[BEGIN Data in this exercise]

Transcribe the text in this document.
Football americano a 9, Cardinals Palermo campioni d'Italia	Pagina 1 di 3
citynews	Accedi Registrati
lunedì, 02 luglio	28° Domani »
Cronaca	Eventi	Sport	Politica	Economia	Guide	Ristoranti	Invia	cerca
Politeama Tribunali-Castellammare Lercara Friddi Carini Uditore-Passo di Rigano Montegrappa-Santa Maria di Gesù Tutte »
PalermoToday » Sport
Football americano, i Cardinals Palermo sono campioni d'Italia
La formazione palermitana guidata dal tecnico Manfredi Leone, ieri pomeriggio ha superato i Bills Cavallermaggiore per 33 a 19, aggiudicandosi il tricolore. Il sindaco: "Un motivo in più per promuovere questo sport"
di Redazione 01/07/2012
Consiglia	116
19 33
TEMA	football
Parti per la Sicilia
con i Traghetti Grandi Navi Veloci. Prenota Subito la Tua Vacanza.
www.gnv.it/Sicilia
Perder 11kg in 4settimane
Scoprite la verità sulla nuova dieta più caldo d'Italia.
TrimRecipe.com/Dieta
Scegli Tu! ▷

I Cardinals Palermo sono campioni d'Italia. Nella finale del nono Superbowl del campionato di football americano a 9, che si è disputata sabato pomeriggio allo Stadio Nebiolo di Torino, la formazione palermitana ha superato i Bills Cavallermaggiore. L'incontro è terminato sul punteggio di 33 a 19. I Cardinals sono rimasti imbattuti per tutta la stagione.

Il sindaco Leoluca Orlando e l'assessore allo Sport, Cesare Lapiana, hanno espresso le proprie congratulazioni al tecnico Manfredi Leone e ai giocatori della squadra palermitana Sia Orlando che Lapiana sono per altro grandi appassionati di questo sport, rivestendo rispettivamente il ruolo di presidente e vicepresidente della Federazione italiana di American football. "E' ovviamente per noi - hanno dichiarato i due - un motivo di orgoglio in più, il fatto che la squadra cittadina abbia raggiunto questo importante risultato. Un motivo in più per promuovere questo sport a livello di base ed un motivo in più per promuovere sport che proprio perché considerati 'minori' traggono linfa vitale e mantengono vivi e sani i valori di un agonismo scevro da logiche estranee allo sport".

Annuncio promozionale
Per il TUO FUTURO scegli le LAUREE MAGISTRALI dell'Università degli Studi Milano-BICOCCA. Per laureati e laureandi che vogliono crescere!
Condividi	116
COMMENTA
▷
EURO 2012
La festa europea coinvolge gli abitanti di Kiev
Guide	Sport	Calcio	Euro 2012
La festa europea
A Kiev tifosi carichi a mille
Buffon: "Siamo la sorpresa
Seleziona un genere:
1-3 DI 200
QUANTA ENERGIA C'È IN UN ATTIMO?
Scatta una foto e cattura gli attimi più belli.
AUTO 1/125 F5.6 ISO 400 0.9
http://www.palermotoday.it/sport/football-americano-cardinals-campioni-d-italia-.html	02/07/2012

[END Data in this exercise]
[BEGIN Data in this exercise]

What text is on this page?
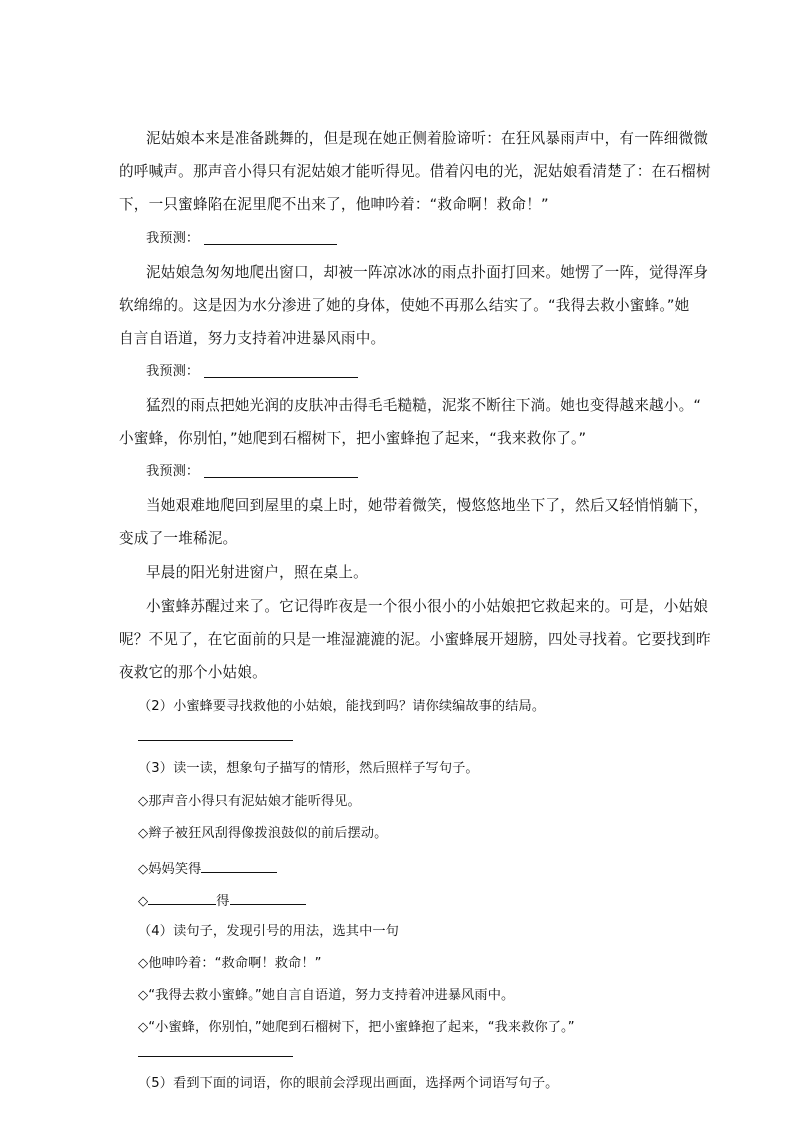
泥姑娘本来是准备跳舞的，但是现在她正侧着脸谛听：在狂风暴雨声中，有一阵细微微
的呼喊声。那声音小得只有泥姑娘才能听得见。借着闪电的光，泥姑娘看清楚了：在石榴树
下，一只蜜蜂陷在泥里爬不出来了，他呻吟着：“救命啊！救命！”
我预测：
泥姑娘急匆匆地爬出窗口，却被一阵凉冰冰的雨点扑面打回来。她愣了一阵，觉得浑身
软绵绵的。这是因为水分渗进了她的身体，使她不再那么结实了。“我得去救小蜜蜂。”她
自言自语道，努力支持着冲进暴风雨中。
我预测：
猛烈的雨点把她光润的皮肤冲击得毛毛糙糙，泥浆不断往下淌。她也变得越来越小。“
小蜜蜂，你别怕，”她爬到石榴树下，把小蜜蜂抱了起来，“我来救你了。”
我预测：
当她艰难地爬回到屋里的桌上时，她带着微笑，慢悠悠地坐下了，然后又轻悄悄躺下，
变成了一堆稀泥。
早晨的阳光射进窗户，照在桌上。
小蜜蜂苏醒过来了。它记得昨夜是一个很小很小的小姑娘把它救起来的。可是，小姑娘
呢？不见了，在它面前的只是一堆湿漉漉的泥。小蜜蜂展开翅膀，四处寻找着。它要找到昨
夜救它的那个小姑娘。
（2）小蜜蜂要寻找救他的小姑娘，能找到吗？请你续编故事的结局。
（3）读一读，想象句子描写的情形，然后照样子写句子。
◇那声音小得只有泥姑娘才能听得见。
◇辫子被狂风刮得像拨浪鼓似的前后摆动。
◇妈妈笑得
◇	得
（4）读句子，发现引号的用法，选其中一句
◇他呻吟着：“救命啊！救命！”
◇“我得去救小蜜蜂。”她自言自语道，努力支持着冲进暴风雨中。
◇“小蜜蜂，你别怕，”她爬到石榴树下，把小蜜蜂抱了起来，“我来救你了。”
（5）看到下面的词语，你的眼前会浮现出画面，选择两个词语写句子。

[END Data in this exercise]
[BEGIN Data in this exercise]

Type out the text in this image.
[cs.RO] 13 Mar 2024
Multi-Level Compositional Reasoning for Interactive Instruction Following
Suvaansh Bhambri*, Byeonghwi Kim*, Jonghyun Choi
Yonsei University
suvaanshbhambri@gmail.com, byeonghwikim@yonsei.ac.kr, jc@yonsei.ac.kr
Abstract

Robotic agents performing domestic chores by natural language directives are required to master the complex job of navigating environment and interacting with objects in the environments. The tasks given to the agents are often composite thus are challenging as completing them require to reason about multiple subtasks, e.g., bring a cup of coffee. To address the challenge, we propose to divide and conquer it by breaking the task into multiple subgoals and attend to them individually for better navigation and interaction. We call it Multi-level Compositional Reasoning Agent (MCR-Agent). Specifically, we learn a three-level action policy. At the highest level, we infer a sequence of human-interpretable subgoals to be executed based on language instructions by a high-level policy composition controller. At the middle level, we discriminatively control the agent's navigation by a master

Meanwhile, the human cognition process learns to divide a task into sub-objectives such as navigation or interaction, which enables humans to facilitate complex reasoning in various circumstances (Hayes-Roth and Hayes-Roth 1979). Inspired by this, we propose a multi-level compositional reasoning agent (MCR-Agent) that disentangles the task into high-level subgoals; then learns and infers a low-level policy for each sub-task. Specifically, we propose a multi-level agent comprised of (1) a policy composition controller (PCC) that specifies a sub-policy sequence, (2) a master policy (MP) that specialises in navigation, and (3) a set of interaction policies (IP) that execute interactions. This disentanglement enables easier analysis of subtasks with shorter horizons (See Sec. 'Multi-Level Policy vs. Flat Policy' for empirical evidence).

[END Data in this exercise]

> **Job**
Identify every line where the string "我得去救小蜜蜂" appears.

> **Answer to the problem**
软绵绵的。这是因为水分渗进了她的身体，使她不再那么结实了。“我得去救小蜜蜂。”她
◇“我得去救小蜜蜂。”她自言自语道，努力支持着冲进暴风雨中。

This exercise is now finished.